§ **Seitenausschnitt**:

+++

Ein Lustdiener mit Fernsteuerung

Ausschnitt aus dem Cover: Der zarte Prinz Ragnar will seinen männlichen Sexsklaven auch ohne technische Hilfe ins Bett bekommen (Bild: Incubus Verlag)
- 14. Mai 2015 4 Min.
Raik Thorstads neuer Roman "3517 Anno Domini – Wir waren Götter" spielt in 1.500 Jahren – Homosexualität ist normal, Demokratie allerdings out.
Von Frank Hebenstreit
Raik Thorstad hat sich im Laufe der Jahre einen Namen gemacht. Eine wahre Fanbase wartet immer gespannt, was der Phantasie des Bigender-Autoren denn nun wohl wieder entsprungen ist.
Aus dieser Tastatur rieseln keine Geschichten einfach so leicht vor sich hin. Nur wenn eine Geschichte spannend, ein Charakter eckig und die Geschehnisse unvorhersehbar sind, dann und nur dann wird Raik sie erzählen. Zumindest scheint es so, denn all das trifft auch auf sein neues Buch "3517 Anno Domini – Wir waren Götter" wieder zu.
Eine Utopie mit uralter Herrscherform

"3517 Anno Domini" ist im Dortmunder Incubus Verlag erschienen
Wir schreiben das Jahr 3517. Die nuklearen Katastrophen haben die Erde, wie wir sie kennen, verändert. Ganze Länder und Kontinente sind unter Wassermassen verschwunden. Festland ist selten geworden in diesen Tagen. Aber nicht nur das Antlitz der Welt haben die Menschen mit ihren Kriegen und der unbeherrschbaren Technik verändert. Durch die massive Begrenzung von Lebensraum, Ressourcen und allem, was zu einem menschenwürdigen Leben dazu gehört, ist eine uralte Regierungsform wieder aufgelebt: die tatsächliche Monarchie.

+++

§ **Aufgabenstellung**:
[1] Bei welchem Verlag ist der Roman laut dem Seitenausschnitt erschienen?
[2] Zitiere aus dem Seitenausschnitt die Stelle, die bei „Ausschnitt aus dem“ anfängt und bei „wieder entsprungen ist.“ aufhört.

[Einträge mit Begrenzungsrahmen]
+++

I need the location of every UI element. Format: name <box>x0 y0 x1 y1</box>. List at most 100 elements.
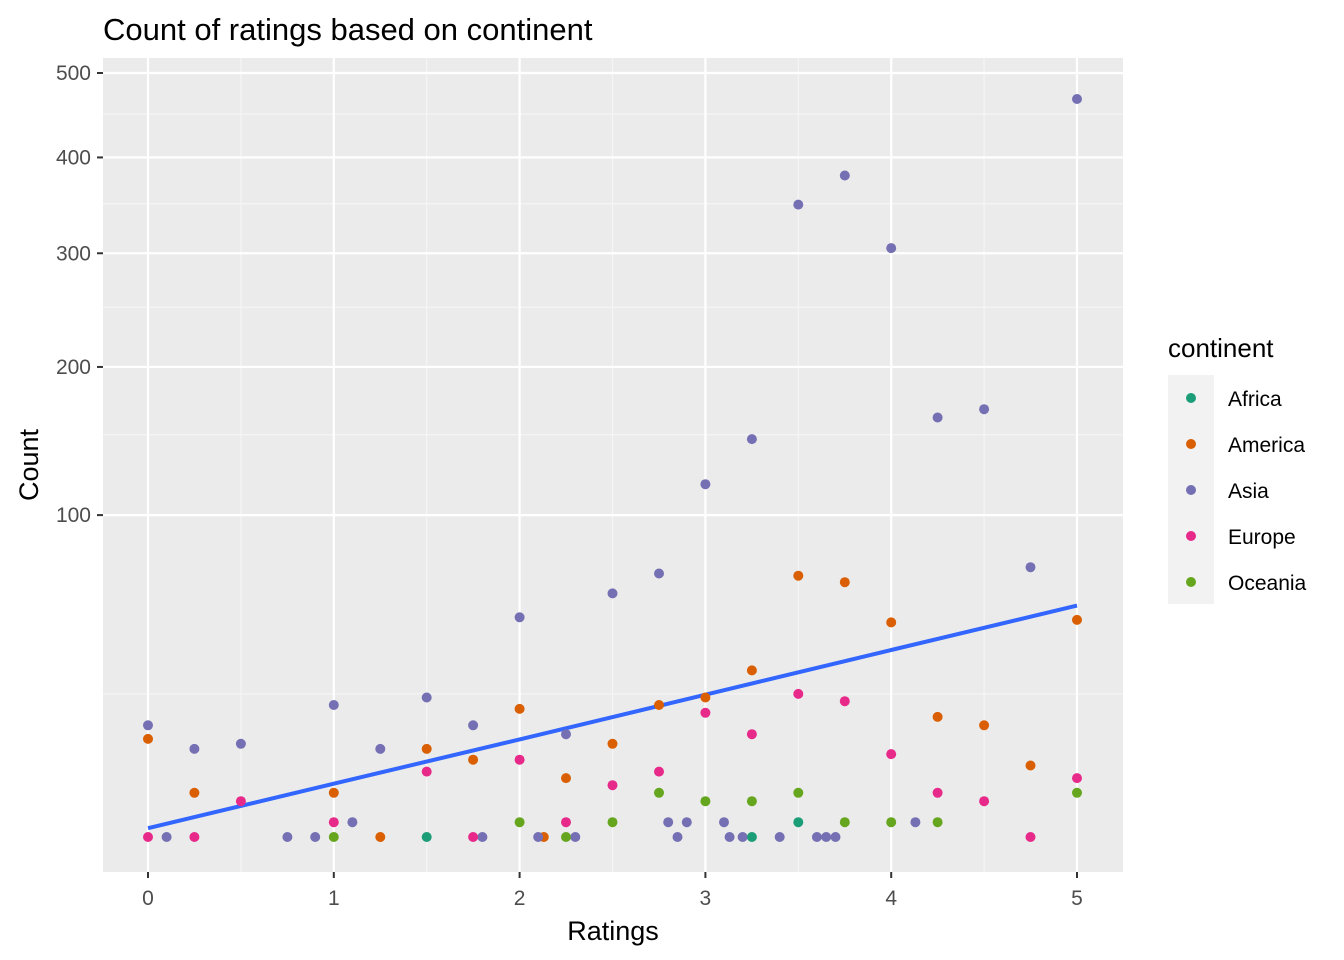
data-point <box>607 817 618 828</box>
data-point <box>235 796 246 807</box>
data-point <box>681 817 692 828</box>
y-tick-label: 300 <box>56 242 91 265</box>
data-point <box>774 832 785 842</box>
legend-items: Africa America Asia Europe Oceania <box>1186 388 1307 595</box>
data-point <box>932 787 943 798</box>
data-point <box>700 796 711 807</box>
legend-label: America <box>1228 434 1305 457</box>
legend-key <box>1186 577 1196 587</box>
data-points-layer <box>143 94 1082 842</box>
data-point <box>700 707 711 718</box>
series-america <box>143 570 1082 842</box>
trend-line <box>147 603 1078 831</box>
legend-key <box>1186 531 1196 541</box>
data-point <box>839 577 850 588</box>
data-point <box>310 832 321 842</box>
data-point <box>468 832 479 842</box>
legend-label: Asia <box>1228 480 1269 503</box>
data-point <box>886 243 897 254</box>
major-gridlines <box>103 58 1123 872</box>
data-point <box>328 817 339 828</box>
data-point <box>189 787 200 798</box>
data-point <box>1072 773 1082 784</box>
x-tick-label: 5 <box>1071 887 1083 910</box>
legend-label: Africa <box>1228 388 1282 411</box>
data-point <box>282 832 293 842</box>
data-point <box>724 832 735 842</box>
data-point <box>700 479 711 490</box>
data-point <box>793 817 804 828</box>
legend-key <box>1186 439 1196 449</box>
data-point <box>746 665 757 676</box>
y-axis: 100 200 300 400 500 <box>56 62 103 527</box>
data-point <box>1072 94 1082 104</box>
y-tick-label: 200 <box>56 356 91 379</box>
data-point <box>143 832 153 842</box>
data-point <box>468 754 479 765</box>
data-point <box>533 832 544 842</box>
data-point <box>328 832 339 842</box>
x-tick-label: 2 <box>514 887 526 910</box>
data-point <box>468 720 479 731</box>
y-tick-label: 100 <box>56 504 91 527</box>
data-point <box>375 832 386 842</box>
data-point <box>1025 760 1036 771</box>
data-point <box>561 729 571 740</box>
data-point <box>421 766 432 777</box>
data-point <box>161 832 172 842</box>
series-oceania <box>328 787 1082 842</box>
y-tick-label: 400 <box>56 146 91 169</box>
data-point <box>570 832 581 842</box>
data-point <box>514 817 525 828</box>
minor-gridlines <box>103 58 1123 872</box>
x-axis-title: Ratings <box>567 916 659 946</box>
legend: continent Africa America Asia Europe Oceania <box>1168 333 1307 604</box>
data-point <box>700 692 711 703</box>
data-point <box>189 832 200 842</box>
data-point <box>886 749 897 760</box>
data-point <box>375 743 386 754</box>
data-point <box>746 434 757 445</box>
data-point <box>421 832 432 842</box>
x-tick-label: 3 <box>700 887 712 910</box>
data-point <box>1072 614 1082 625</box>
data-point <box>830 832 841 842</box>
data-point <box>839 817 850 828</box>
x-tick-label: 0 <box>142 887 154 910</box>
data-point <box>886 617 897 628</box>
data-point <box>839 170 850 181</box>
data-point <box>514 703 525 714</box>
legend-key <box>1186 393 1196 403</box>
data-point <box>654 766 664 777</box>
data-point <box>607 588 618 599</box>
data-point <box>811 832 822 842</box>
x-axis: 0 1 2 3 4 5 <box>142 872 1083 910</box>
y-tick-label: 500 <box>56 62 91 85</box>
data-point <box>421 692 432 703</box>
data-point <box>477 832 488 842</box>
data-point <box>821 832 832 842</box>
data-point <box>979 796 990 807</box>
chart-title: Count of ratings based on continent <box>103 12 593 47</box>
x-tick-label: 1 <box>328 887 340 910</box>
data-point <box>654 568 664 579</box>
data-point <box>793 688 804 699</box>
data-point <box>932 711 943 722</box>
y-axis-title: Count <box>14 428 44 501</box>
data-point <box>607 780 618 791</box>
trend-line-layer <box>147 603 1078 831</box>
data-point <box>328 700 339 710</box>
data-point <box>910 817 921 828</box>
series-africa <box>421 817 804 842</box>
data-point <box>514 754 525 765</box>
data-point <box>979 720 990 731</box>
data-point <box>143 733 153 744</box>
legend-key <box>1186 485 1196 495</box>
data-point <box>737 832 748 842</box>
data-point <box>746 729 757 740</box>
data-point <box>886 817 897 828</box>
data-point <box>1025 562 1036 573</box>
data-point <box>514 612 525 623</box>
data-point <box>1072 787 1082 798</box>
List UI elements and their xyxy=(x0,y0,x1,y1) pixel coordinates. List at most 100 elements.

+++

§ **Lösungen**:
[1] Beim Dortmunder Incubus Verlag.

[2]
Ausschnitt aus dem Cover: Der zarte Prinz Ragnar will seinen männlichen Sexsklaven auch ohne technische Hilfe ins Bett bekommen (Bild: Incubus Verlag)
- 14. Mai 2015 4 Min.
Raik Thorstads neuer Roman "3517 Anno Domini – Wir waren Götter" spielt in 1.500 Jahren – Homosexualität ist normal, Demokratie allerdings out.
Von Frank Hebenstreit
Raik Thorstad hat sich im Laufe der Jahre einen Namen gemacht. Eine wahre Fanbase wartet immer gespannt, was der Phantasie des Bigender-Autoren denn nun wohl wieder entsprungen ist.